◆ 取り組む課題 ◆
レコードの全行について、「Letitgo.mp3」を「let_it_go.mp3」に置き換え、それ以外は一切変えずに書き直してもらえますか？

レコード

::::::

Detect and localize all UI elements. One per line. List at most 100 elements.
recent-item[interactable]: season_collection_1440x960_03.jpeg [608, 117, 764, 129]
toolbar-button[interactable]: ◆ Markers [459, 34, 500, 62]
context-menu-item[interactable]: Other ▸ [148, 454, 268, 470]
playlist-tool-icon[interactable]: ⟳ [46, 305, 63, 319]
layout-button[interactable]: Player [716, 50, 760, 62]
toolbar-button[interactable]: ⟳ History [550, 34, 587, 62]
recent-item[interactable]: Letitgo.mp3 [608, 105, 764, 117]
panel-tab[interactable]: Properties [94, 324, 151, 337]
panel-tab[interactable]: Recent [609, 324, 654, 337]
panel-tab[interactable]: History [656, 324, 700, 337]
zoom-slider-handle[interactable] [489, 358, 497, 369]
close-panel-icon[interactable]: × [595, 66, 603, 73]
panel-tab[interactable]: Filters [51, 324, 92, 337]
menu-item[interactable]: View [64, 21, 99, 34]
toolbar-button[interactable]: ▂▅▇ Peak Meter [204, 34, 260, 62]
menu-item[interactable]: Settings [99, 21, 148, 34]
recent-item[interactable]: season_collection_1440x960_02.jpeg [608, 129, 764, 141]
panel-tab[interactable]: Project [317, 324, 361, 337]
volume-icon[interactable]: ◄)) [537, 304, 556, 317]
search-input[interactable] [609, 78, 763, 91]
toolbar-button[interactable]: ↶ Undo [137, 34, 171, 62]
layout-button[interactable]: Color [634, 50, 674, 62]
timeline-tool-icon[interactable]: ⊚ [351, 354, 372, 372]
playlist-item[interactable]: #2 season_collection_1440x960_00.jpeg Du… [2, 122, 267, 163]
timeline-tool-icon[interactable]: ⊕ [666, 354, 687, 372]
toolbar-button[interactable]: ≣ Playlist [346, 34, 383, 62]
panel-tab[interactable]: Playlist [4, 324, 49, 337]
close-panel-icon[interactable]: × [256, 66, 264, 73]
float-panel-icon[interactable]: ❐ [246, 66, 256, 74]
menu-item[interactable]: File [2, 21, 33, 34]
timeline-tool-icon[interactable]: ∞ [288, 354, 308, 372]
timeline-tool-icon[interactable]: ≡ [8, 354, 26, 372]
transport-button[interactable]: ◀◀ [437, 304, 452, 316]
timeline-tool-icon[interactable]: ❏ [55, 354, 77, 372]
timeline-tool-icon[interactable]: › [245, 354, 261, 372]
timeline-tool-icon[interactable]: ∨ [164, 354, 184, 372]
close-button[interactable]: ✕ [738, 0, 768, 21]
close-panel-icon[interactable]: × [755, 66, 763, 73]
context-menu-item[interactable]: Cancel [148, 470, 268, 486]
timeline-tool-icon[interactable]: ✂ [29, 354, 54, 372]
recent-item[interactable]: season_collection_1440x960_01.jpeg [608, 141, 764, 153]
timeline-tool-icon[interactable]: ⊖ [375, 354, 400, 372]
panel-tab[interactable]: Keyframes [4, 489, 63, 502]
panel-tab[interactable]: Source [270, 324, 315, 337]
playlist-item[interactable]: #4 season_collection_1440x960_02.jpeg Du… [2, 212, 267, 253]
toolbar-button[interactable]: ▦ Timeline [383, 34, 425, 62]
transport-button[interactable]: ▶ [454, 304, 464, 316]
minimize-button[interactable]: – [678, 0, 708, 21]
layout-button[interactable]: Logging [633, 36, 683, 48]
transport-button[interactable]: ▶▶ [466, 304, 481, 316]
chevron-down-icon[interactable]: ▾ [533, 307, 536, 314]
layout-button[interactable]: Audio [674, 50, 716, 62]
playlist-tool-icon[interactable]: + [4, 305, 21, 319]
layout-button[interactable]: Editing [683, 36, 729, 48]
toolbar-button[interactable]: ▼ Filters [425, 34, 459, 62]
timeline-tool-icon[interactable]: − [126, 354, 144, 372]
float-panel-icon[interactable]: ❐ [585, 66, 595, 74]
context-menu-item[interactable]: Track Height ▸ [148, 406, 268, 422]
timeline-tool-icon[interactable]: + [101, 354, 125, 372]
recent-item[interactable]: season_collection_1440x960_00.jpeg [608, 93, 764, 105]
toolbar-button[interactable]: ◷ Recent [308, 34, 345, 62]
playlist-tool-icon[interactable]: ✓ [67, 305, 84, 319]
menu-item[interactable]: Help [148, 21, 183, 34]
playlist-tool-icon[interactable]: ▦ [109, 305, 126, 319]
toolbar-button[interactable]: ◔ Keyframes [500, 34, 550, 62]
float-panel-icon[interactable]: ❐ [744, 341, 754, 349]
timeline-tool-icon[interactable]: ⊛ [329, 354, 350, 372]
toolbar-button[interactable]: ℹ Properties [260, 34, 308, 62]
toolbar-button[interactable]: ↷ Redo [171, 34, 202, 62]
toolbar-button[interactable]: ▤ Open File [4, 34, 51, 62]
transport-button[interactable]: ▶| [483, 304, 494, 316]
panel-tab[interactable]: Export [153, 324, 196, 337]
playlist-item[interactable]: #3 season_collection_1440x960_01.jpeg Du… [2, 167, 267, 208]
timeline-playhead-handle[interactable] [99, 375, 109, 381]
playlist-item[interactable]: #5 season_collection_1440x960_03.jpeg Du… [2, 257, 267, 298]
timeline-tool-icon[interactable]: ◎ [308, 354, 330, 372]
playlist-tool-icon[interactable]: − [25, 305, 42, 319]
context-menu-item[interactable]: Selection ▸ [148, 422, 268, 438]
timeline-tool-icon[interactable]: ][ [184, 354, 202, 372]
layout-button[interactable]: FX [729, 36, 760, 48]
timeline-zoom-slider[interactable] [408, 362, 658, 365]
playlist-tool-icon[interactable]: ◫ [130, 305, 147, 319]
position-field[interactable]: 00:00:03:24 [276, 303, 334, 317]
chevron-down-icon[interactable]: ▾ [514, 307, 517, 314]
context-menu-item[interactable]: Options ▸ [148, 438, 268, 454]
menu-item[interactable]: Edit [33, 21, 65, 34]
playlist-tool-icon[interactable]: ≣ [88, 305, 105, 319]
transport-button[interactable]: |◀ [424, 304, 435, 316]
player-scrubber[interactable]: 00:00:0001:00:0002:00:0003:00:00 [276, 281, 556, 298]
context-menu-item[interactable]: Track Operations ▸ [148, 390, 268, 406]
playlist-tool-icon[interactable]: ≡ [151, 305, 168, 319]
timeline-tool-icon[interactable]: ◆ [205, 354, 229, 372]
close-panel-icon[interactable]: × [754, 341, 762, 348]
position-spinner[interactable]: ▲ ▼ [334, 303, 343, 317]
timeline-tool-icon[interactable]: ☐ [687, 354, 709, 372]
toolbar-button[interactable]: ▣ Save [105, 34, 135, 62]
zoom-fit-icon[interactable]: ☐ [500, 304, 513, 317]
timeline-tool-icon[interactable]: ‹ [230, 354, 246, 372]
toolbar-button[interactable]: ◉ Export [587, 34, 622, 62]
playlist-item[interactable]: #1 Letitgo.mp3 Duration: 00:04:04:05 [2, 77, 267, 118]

::::::

◆ この課題の解答 ◆
Detect and localize all UI elements. One per line. List at most 100 elements.
recent-item[interactable]: season_collection_1440x960_03.jpeg [608, 117, 764, 129]
toolbar-button[interactable]: ◆ Markers [459, 34, 500, 62]
context-menu-item[interactable]: Other ▸ [148, 454, 268, 470]
playlist-tool-icon[interactable]: ⟳ [46, 305, 63, 319]
layout-button[interactable]: Player [716, 50, 760, 62]
toolbar-button[interactable]: ⟳ History [550, 34, 587, 62]
recent-item[interactable]: let_it_go.mp3 [608, 105, 764, 117]
panel-tab[interactable]: Properties [94, 324, 151, 337]
panel-tab[interactable]: Recent [609, 324, 654, 337]
panel-tab[interactable]: History [656, 324, 700, 337]
zoom-slider-handle[interactable] [489, 358, 497, 369]
close-panel-icon[interactable]: × [595, 66, 603, 73]
panel-tab[interactable]: Filters [51, 324, 92, 337]
menu-item[interactable]: View [64, 21, 99, 34]
toolbar-button[interactable]: ▂▅▇ Peak Meter [204, 34, 260, 62]
menu-item[interactable]: Settings [99, 21, 148, 34]
recent-item[interactable]: season_collection_1440x960_02.jpeg [608, 129, 764, 141]
panel-tab[interactable]: Project [317, 324, 361, 337]
volume-icon[interactable]: ◄)) [537, 304, 556, 317]
search-input[interactable] [609, 78, 763, 91]
toolbar-button[interactable]: ↶ Undo [137, 34, 171, 62]
layout-button[interactable]: Color [634, 50, 674, 62]
timeline-tool-icon[interactable]: ⊚ [351, 354, 372, 372]
playlist-item[interactable]: #2 season_collection_1440x960_00.jpeg Du… [2, 122, 267, 163]
timeline-tool-icon[interactable]: ⊕ [666, 354, 687, 372]
toolbar-button[interactable]: ≣ Playlist [346, 34, 383, 62]
panel-tab[interactable]: Playlist [4, 324, 49, 337]
close-panel-icon[interactable]: × [256, 66, 264, 73]
float-panel-icon[interactable]: ❐ [246, 66, 256, 74]
menu-item[interactable]: File [2, 21, 33, 34]
timeline-tool-icon[interactable]: ∞ [288, 354, 308, 372]
timeline-tool-icon[interactable]: ≡ [8, 354, 26, 372]
transport-button[interactable]: ◀◀ [437, 304, 452, 316]
timeline-tool-icon[interactable]: ❏ [55, 354, 77, 372]
timeline-tool-icon[interactable]: › [245, 354, 261, 372]
timeline-tool-icon[interactable]: ∨ [164, 354, 184, 372]
close-button[interactable]: ✕ [738, 0, 768, 21]
close-panel-icon[interactable]: × [755, 66, 763, 73]
context-menu-item[interactable]: Cancel [148, 470, 268, 486]
timeline-tool-icon[interactable]: ✂ [29, 354, 54, 372]
recent-item[interactable]: season_collection_1440x960_01.jpeg [608, 141, 764, 153]
timeline-tool-icon[interactable]: ⊖ [375, 354, 400, 372]
panel-tab[interactable]: Keyframes [4, 489, 63, 502]
panel-tab[interactable]: Source [270, 324, 315, 337]
playlist-item[interactable]: #4 season_collection_1440x960_02.jpeg Du… [2, 212, 267, 253]
toolbar-button[interactable]: ▦ Timeline [383, 34, 425, 62]
transport-button[interactable]: ▶ [454, 304, 464, 316]
minimize-button[interactable]: – [678, 0, 708, 21]
layout-button[interactable]: Logging [633, 36, 683, 48]
transport-button[interactable]: ▶▶ [466, 304, 481, 316]
chevron-down-icon[interactable]: ▾ [533, 307, 536, 314]
layout-button[interactable]: Audio [674, 50, 716, 62]
playlist-tool-icon[interactable]: + [4, 305, 21, 319]
layout-button[interactable]: Editing [683, 36, 729, 48]
toolbar-button[interactable]: ▼ Filters [425, 34, 459, 62]
timeline-tool-icon[interactable]: − [126, 354, 144, 372]
float-panel-icon[interactable]: ❐ [585, 66, 595, 74]
context-menu-item[interactable]: Track Height ▸ [148, 406, 268, 422]
timeline-tool-icon[interactable]: + [101, 354, 125, 372]
recent-item[interactable]: season_collection_1440x960_00.jpeg [608, 93, 764, 105]
toolbar-button[interactable]: ◷ Recent [308, 34, 345, 62]
playlist-tool-icon[interactable]: ✓ [67, 305, 84, 319]
menu-item[interactable]: Help [148, 21, 183, 34]
playlist-tool-icon[interactable]: ▦ [109, 305, 126, 319]
toolbar-button[interactable]: ◔ Keyframes [500, 34, 550, 62]
float-panel-icon[interactable]: ❐ [744, 341, 754, 349]
timeline-tool-icon[interactable]: ⊛ [329, 354, 350, 372]
toolbar-button[interactable]: ℹ Properties [260, 34, 308, 62]
toolbar-button[interactable]: ↷ Redo [171, 34, 202, 62]
toolbar-button[interactable]: ▤ Open File [4, 34, 51, 62]
transport-button[interactable]: ▶| [483, 304, 494, 316]
panel-tab[interactable]: Export [153, 324, 196, 337]
playlist-item[interactable]: #3 season_collection_1440x960_01.jpeg Du… [2, 167, 267, 208]
timeline-playhead-handle[interactable] [99, 375, 109, 381]
playlist-item[interactable]: #5 season_collection_1440x960_03.jpeg Du… [2, 257, 267, 298]
timeline-tool-icon[interactable]: ◎ [308, 354, 330, 372]
playlist-tool-icon[interactable]: − [25, 305, 42, 319]
context-menu-item[interactable]: Selection ▸ [148, 422, 268, 438]
timeline-tool-icon[interactable]: ][ [184, 354, 202, 372]
layout-button[interactable]: FX [729, 36, 760, 48]
timeline-zoom-slider[interactable] [408, 362, 658, 365]
playlist-tool-icon[interactable]: ◫ [130, 305, 147, 319]
position-field[interactable]: 00:00:03:24 [276, 303, 334, 317]
chevron-down-icon[interactable]: ▾ [514, 307, 517, 314]
context-menu-item[interactable]: Options ▸ [148, 438, 268, 454]
menu-item[interactable]: Edit [33, 21, 65, 34]
playlist-tool-icon[interactable]: ≣ [88, 305, 105, 319]
transport-button[interactable]: |◀ [424, 304, 435, 316]
player-scrubber[interactable]: 00:00:0001:00:0002:00:0003:00:00 [276, 281, 556, 298]
context-menu-item[interactable]: Track Operations ▸ [148, 390, 268, 406]
playlist-tool-icon[interactable]: ≡ [151, 305, 168, 319]
timeline-tool-icon[interactable]: ◆ [205, 354, 229, 372]
close-panel-icon[interactable]: × [754, 341, 762, 348]
position-spinner[interactable]: ▲ ▼ [334, 303, 343, 317]
timeline-tool-icon[interactable]: ☐ [687, 354, 709, 372]
toolbar-button[interactable]: ▣ Save [105, 34, 135, 62]
zoom-fit-icon[interactable]: ☐ [500, 304, 513, 317]
timeline-tool-icon[interactable]: ‹ [230, 354, 246, 372]
toolbar-button[interactable]: ◉ Export [587, 34, 622, 62]
playlist-item[interactable]: #1 let_it_go.mp3 Duration: 00:04:04:05 [2, 77, 267, 118]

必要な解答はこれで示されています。